Supplied passage
= = = = =

Can I Take Zinc With Crestor (Rosuvastatin)? Safety, Timing, and What the Evidence Shows

Can I Take Zinc With Crestor (Rosuvastatin)?
At a glance
- Direct interaction risk / Low; no pharmacokinetic conflict documented in humans
- Recommended dose separation / At least 2 hours between zinc and rosuvastatin
- Zinc RDA for adults / 8 mg (women), 11 mg (men) per NIH Office of Dietary Supplements
- Common supplemental zinc doses / 15 to 50 mg elemental zinc daily
- Rosuvastatin metabolism / Approximately 90% excreted unchanged; minimal CYP2C9 involvement
- Copper concern / Zinc doses above 40 mg/day can deplete copper over weeks to months
- Lab monitoring suggested / Serum zinc, copper, ceruloplasmin at baseline and every 6 to 12 months
- Statin effect on zinc / Some observational data suggest statins may modestly lower serum zinc
- Testosterone relevance / Zinc supports 5-alpha reductase activity and testosterone synthesis
- When to talk to your prescriber / If taking zinc above 40 mg/day or using multiple mineral supplements
Why This Question Comes Up So Often
Rosuvastatin is the second most prescribed statin in the United States, with over 28 million dispensed prescriptions in 2022 according to ClinCalc drug usage statistics. Zinc ranks among the top five mineral supplements sold in the U.S. The overlap between these two populations is enormous, and patients reasonably worry about interactions that could blunt either the statin's lipid-lowering effect or the supplement's benefits.
Divalent Cation Chelation: The Root of the Concern
The worry stems from a well-known pharmacology principle. Divalent cations (zinc, magnesium, calcium, iron) can bind certain drug molecules in the gut, forming insoluble chelates that reduce absorption. This is firmly established for fluoroquinolone antibiotics and tetracyclines [1]. Patients and even some pharmacists generalize this rule to every oral medication, statins included.
Why Rosuvastatin Is Different
Rosuvastatin is a hydrophilic statin absorbed in the small intestine through active hepatic uptake via the OATP1B1 transporter. Its oral bioavailability sits around 20%, and roughly 90% of the absorbed dose is eliminated unchanged in feces and urine [2]. Unlike ciprofloxacin or doxycycline, rosuvastatin's molecular structure does not form stable chelation complexes with divalent metals. No published human trial has demonstrated reduced rosuvastatin bioavailability when co-administered with zinc.
Pharmacokinetic Analysis: Does Zinc Change Rosuvastatin Levels?

= = = = =

Record excerpts
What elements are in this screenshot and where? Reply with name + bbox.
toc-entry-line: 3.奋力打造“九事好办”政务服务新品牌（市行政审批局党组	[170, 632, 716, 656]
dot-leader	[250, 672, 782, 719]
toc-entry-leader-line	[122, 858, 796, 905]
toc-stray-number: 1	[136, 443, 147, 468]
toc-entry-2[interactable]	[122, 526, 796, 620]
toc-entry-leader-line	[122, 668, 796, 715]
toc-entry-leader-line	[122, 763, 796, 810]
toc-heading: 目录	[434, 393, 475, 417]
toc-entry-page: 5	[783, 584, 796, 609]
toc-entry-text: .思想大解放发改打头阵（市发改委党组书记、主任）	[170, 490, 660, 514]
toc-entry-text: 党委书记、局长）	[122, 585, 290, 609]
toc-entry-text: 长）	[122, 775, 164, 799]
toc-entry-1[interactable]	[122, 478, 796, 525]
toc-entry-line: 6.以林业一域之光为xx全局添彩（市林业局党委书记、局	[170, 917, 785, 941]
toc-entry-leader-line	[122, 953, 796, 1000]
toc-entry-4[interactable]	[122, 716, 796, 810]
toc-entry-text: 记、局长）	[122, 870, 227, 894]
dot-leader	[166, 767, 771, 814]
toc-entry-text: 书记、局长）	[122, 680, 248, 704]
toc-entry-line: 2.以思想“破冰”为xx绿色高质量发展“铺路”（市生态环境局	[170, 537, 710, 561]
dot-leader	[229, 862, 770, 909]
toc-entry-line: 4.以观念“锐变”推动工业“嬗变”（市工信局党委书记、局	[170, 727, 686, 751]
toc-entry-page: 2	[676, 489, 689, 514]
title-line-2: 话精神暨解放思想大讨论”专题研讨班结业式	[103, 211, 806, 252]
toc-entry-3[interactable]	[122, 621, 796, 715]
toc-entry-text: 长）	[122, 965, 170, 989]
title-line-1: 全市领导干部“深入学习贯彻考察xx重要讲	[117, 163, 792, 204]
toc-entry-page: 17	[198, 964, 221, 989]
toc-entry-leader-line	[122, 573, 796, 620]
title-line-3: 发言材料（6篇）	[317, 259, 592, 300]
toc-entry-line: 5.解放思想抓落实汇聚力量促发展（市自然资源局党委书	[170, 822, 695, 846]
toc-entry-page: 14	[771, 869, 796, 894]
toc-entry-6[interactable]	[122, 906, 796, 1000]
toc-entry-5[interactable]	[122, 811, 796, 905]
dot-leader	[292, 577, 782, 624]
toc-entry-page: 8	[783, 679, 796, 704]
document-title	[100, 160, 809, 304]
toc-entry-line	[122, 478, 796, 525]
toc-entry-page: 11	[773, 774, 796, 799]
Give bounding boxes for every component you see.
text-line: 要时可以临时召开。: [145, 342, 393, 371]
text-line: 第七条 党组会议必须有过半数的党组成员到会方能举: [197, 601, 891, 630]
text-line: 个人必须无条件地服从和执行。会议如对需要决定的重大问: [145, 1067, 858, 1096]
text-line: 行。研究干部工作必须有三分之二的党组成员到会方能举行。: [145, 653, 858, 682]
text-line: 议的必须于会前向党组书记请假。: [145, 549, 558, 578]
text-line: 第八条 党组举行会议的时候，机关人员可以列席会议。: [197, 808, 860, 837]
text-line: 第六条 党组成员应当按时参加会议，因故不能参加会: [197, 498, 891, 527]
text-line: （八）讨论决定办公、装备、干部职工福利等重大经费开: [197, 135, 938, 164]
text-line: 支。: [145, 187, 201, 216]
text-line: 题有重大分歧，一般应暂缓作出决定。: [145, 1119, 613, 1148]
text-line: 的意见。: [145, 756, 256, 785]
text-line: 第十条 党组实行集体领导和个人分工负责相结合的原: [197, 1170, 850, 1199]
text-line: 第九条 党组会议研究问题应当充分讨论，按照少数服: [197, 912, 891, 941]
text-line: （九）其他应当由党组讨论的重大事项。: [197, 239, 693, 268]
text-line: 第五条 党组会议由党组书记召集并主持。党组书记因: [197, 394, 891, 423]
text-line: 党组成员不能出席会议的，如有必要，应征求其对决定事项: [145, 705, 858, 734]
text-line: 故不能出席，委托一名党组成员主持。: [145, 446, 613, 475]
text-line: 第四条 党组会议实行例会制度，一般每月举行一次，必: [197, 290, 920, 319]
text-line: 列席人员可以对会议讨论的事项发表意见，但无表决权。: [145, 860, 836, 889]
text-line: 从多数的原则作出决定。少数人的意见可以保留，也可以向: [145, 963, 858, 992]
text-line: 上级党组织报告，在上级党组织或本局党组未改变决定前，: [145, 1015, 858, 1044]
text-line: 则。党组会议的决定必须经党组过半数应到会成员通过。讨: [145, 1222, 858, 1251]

= = = = =

Brief 1
Answer these from the zinc and Crestor article, one answer per line:
(a) What is the zinc RDA given for adult men?
(b) Through which transporter does rosuvastatin undergo active hepatic uptake?
(c) How many rosuvastatin prescriptions were dispensed in 2022?
Brief 2
Repeat word for word the part of the zinc and Crestor article that opens with the words containing "Why Rosuvastatin Is" and closes with "co-administered with zinc.".
Brief 3
List the divalent cations named in the zinc and Crestor article.

Written reply 1
(a) 11 mg
(b) OATP1B1
(c) Over 28 million

Written reply 2
Why Rosuvastatin Is Different
Rosuvastatin is a hydrophilic statin absorbed in the small intestine through active hepatic uptake via the OATP1B1 transporter. Its oral bioavailability sits around 20%, and roughly 90% of the absorbed dose is eliminated unchanged in feces and urine [2]. Unlike ciprofloxacin or doxycycline, rosuvastatin's molecular structure does not form stable chelation complexes with divalent metals. No published human trial has demonstrated reduced rosuvastatin bioavailability when co-administered with zinc.

Written reply 3
Zinc
Magnesium
Calcium
Iron